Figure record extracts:

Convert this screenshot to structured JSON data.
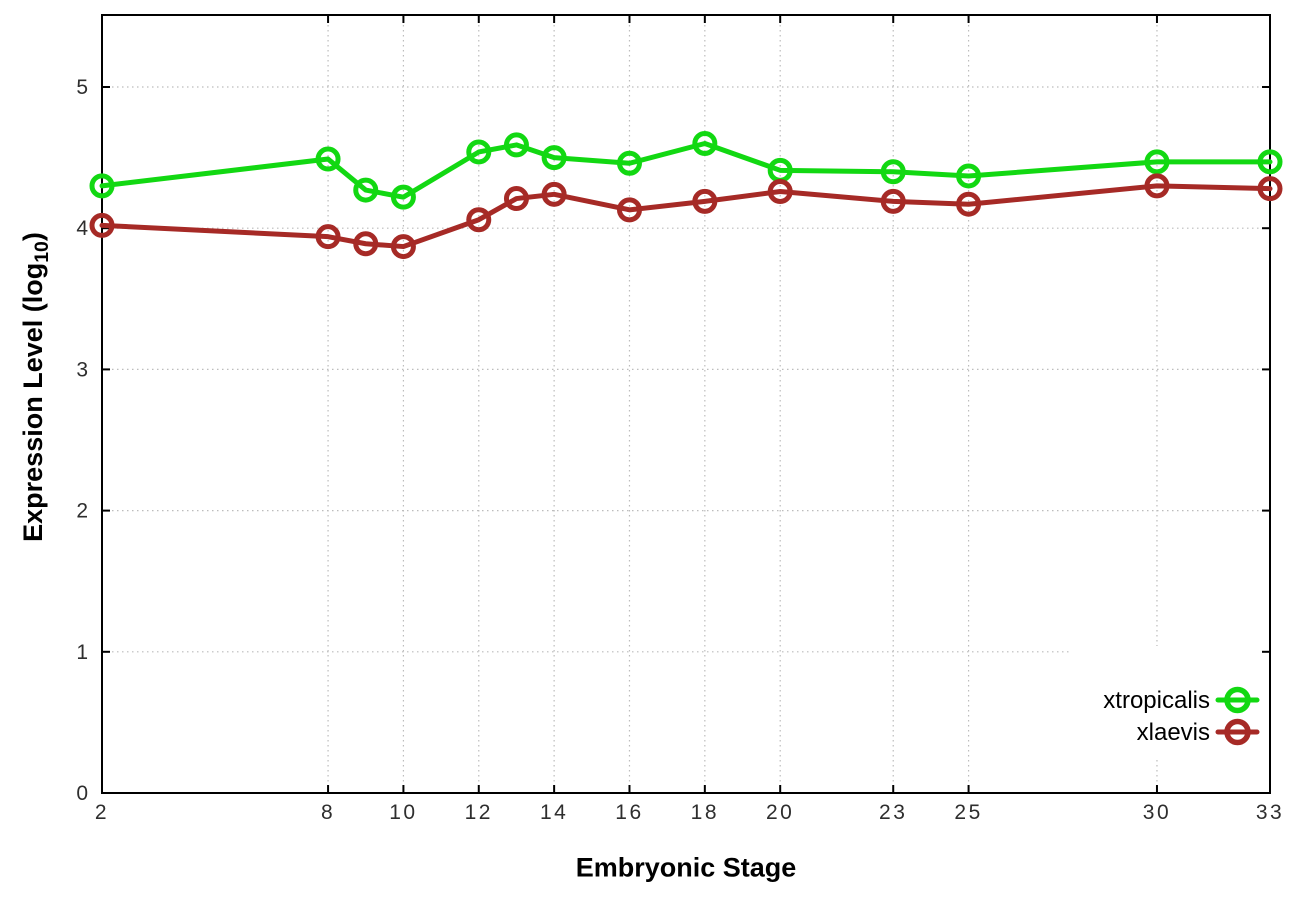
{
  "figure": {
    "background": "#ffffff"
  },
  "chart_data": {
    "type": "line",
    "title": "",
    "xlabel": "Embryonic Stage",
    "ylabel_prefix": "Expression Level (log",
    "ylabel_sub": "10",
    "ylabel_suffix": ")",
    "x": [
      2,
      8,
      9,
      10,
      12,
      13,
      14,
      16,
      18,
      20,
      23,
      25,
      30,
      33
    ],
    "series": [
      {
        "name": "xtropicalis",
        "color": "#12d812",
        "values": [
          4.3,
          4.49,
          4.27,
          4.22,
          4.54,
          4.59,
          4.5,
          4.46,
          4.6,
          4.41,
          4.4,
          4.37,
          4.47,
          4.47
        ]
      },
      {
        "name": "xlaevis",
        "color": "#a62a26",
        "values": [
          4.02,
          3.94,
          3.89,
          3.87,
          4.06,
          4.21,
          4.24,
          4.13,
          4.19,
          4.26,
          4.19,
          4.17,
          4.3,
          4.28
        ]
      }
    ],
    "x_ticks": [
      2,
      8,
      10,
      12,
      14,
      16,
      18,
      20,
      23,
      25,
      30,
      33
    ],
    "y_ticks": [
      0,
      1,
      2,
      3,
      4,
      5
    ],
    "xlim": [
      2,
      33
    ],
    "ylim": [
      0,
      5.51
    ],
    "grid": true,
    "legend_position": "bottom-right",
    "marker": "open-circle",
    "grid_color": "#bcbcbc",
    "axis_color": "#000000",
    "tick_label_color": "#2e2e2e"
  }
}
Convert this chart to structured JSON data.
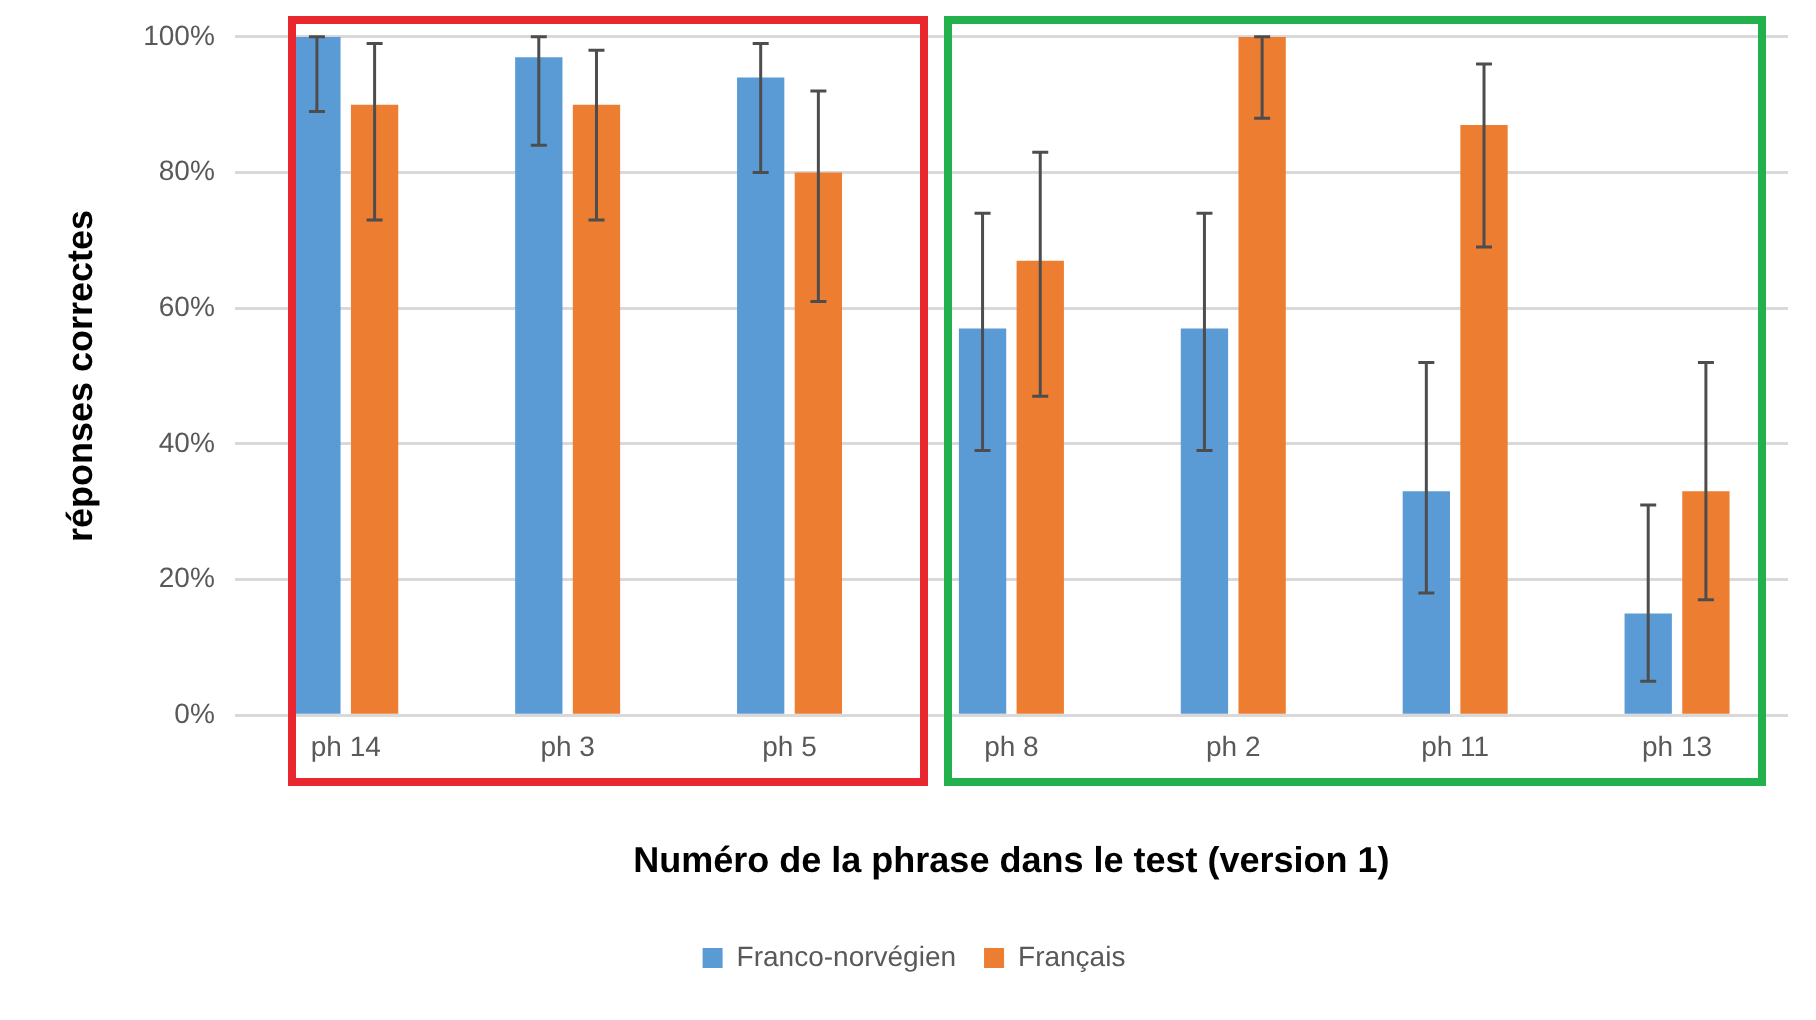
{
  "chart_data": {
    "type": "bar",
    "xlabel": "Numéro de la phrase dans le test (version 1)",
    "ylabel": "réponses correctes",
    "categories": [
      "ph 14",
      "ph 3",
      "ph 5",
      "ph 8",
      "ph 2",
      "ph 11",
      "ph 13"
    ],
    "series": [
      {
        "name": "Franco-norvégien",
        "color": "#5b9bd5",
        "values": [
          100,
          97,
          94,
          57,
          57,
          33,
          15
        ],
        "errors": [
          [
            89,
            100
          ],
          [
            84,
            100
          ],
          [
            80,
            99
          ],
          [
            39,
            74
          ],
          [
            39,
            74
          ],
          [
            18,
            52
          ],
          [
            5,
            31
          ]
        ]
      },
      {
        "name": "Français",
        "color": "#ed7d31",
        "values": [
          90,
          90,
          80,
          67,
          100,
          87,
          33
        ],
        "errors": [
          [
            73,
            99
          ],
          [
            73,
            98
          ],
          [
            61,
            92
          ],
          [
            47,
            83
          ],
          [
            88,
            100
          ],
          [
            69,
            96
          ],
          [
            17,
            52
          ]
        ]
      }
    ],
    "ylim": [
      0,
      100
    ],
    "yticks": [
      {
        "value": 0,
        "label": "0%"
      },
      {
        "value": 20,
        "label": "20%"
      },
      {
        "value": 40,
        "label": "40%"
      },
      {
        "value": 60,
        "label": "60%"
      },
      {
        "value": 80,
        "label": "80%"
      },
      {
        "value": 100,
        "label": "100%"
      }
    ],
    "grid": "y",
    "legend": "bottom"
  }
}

→ **TASK REQUIREMENTS**
Each entry shown above must be quoted exactly, with its pictures left out.

→ **WRITTEN SOLUTION**
Convert this screenshot to structured JSON data.
{
  "figure": {
    "background": "#ffffff"
  },
  "chart_data": {
    "type": "line",
    "title": "",
    "xlabel": "Embryonic Stage",
    "ylabel_prefix": "Expression Level (log",
    "ylabel_sub": "10",
    "ylabel_suffix": ")",
    "x": [
      2,
      8,
      9,
      10,
      12,
      13,
      14,
      16,
      18,
      20,
      23,
      25,
      30,
      33
    ],
    "series": [
      {
        "name": "xtropicalis",
        "color": "#12d812",
        "values": [
          4.3,
          4.49,
          4.27,
          4.22,
          4.54,
          4.59,
          4.5,
          4.46,
          4.6,
          4.41,
          4.4,
          4.37,
          4.47,
          4.47
        ]
      },
      {
        "name": "xlaevis",
        "color": "#a62a26",
        "values": [
          4.02,
          3.94,
          3.89,
          3.87,
          4.06,
          4.21,
          4.24,
          4.13,
          4.19,
          4.26,
          4.19,
          4.17,
          4.3,
          4.28
        ]
      }
    ],
    "x_ticks": [
      2,
      8,
      10,
      12,
      14,
      16,
      18,
      20,
      23,
      25,
      30,
      33
    ],
    "y_ticks": [
      0,
      1,
      2,
      3,
      4,
      5
    ],
    "xlim": [
      2,
      33
    ],
    "ylim": [
      0,
      5.51
    ],
    "grid": true,
    "legend_position": "bottom-right",
    "marker": "open-circle",
    "grid_color": "#bcbcbc",
    "axis_color": "#000000",
    "tick_label_color": "#2e2e2e"
  }
}
Convert this chart to structured JSON data.
{
  "chart_data": {
    "type": "bar",
    "xlabel": "Numéro de la phrase dans le test (version 1)",
    "ylabel": "réponses correctes",
    "categories": [
      "ph 14",
      "ph 3",
      "ph 5",
      "ph 8",
      "ph 2",
      "ph 11",
      "ph 13"
    ],
    "series": [
      {
        "name": "Franco-norvégien",
        "color": "#5b9bd5",
        "values": [
          100,
          97,
          94,
          57,
          57,
          33,
          15
        ],
        "errors": [
          [
            89,
            100
          ],
          [
            84,
            100
          ],
          [
            80,
            99
          ],
          [
            39,
            74
          ],
          [
            39,
            74
          ],
          [
            18,
            52
          ],
          [
            5,
            31
          ]
        ]
      },
      {
        "name": "Français",
        "color": "#ed7d31",
        "values": [
          90,
          90,
          80,
          67,
          100,
          87,
          33
        ],
        "errors": [
          [
            73,
            99
          ],
          [
            73,
            98
          ],
          [
            61,
            92
          ],
          [
            47,
            83
          ],
          [
            88,
            100
          ],
          [
            69,
            96
          ],
          [
            17,
            52
          ]
        ]
      }
    ],
    "ylim": [
      0,
      100
    ],
    "yticks": [
      {
        "value": 0,
        "label": "0%"
      },
      {
        "value": 20,
        "label": "20%"
      },
      {
        "value": 40,
        "label": "40%"
      },
      {
        "value": 60,
        "label": "60%"
      },
      {
        "value": 80,
        "label": "80%"
      },
      {
        "value": 100,
        "label": "100%"
      }
    ],
    "grid": "y",
    "legend": "bottom"
  }
}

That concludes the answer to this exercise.